— Start LISTED RECORDS —

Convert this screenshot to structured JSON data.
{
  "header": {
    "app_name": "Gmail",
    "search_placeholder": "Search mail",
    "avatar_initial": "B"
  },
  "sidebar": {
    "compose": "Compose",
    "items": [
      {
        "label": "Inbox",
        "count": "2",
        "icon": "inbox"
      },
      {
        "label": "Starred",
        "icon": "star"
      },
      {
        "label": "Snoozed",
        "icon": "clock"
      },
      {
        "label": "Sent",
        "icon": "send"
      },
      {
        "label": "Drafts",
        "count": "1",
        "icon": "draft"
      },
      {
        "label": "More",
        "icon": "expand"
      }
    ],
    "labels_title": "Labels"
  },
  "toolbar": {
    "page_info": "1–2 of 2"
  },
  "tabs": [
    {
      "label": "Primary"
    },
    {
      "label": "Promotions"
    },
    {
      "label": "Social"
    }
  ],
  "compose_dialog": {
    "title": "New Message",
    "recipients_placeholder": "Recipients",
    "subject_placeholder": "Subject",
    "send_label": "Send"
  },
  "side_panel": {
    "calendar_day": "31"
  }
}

— End LISTED RECORDS —
— Start LISTED RECORDS —

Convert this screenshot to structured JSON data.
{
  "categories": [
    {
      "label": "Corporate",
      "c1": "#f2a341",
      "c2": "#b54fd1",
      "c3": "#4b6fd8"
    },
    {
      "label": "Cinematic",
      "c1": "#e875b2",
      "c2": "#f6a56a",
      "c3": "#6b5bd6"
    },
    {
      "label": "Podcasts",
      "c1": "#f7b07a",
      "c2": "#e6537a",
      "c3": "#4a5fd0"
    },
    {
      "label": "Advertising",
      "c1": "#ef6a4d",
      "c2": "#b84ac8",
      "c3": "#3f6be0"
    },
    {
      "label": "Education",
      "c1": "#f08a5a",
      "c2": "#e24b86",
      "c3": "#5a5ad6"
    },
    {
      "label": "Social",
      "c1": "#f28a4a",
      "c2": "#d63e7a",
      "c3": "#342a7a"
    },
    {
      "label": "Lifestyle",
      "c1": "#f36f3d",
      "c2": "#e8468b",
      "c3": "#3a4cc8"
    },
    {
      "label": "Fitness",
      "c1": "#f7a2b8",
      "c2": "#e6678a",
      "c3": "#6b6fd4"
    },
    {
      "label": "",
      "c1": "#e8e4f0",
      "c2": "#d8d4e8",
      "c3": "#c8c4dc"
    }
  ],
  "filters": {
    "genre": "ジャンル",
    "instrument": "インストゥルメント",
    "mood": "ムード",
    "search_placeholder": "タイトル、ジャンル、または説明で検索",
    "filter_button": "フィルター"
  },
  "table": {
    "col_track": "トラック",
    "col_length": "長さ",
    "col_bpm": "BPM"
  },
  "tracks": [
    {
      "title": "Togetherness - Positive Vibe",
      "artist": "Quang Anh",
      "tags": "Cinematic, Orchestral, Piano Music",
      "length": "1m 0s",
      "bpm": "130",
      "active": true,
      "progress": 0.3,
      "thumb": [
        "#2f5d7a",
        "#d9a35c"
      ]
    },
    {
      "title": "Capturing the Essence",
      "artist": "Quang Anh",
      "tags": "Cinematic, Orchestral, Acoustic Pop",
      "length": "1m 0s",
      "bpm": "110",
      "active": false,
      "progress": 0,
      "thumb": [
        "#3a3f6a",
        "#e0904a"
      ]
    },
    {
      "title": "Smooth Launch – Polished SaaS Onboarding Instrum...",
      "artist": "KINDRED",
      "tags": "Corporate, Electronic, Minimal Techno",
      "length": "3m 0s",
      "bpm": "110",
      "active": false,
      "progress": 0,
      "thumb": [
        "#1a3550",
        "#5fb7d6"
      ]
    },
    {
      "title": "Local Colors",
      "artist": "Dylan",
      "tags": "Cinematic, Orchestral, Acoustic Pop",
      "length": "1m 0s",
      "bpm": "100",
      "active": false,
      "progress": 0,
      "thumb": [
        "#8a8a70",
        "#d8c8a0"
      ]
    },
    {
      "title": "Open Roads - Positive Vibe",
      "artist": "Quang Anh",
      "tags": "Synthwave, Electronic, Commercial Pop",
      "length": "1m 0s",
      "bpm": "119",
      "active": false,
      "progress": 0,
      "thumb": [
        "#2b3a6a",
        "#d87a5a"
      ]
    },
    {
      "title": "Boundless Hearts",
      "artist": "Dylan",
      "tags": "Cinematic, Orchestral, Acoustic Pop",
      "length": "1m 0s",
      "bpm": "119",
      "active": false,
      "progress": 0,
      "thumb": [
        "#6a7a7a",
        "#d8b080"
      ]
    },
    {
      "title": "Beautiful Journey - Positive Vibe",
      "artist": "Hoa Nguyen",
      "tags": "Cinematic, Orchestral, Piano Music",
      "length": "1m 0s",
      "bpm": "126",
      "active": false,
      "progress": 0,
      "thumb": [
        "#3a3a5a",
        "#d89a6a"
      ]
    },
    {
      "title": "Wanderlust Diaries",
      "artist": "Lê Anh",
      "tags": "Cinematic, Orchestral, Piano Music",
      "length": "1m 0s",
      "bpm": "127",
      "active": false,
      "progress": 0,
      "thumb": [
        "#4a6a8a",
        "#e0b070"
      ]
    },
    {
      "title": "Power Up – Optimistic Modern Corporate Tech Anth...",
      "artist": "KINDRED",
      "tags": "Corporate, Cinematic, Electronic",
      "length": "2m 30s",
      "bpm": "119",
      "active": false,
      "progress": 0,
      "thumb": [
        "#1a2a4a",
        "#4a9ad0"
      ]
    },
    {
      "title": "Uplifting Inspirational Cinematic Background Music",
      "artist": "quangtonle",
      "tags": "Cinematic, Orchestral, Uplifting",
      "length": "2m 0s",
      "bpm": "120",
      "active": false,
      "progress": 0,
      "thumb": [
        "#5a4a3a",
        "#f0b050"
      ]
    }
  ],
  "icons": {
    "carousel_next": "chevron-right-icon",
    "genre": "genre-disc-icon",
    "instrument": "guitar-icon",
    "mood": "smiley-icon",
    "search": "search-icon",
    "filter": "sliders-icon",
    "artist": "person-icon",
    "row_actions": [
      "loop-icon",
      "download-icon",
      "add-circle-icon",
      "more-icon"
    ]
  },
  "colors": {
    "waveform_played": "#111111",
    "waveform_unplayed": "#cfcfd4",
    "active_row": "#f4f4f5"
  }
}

— End LISTED RECORDS —

● WORK INSTRUCTIONS
Write only the number of lines in the records that include the word "Corporate".

● WRITTEN SOLUTION
4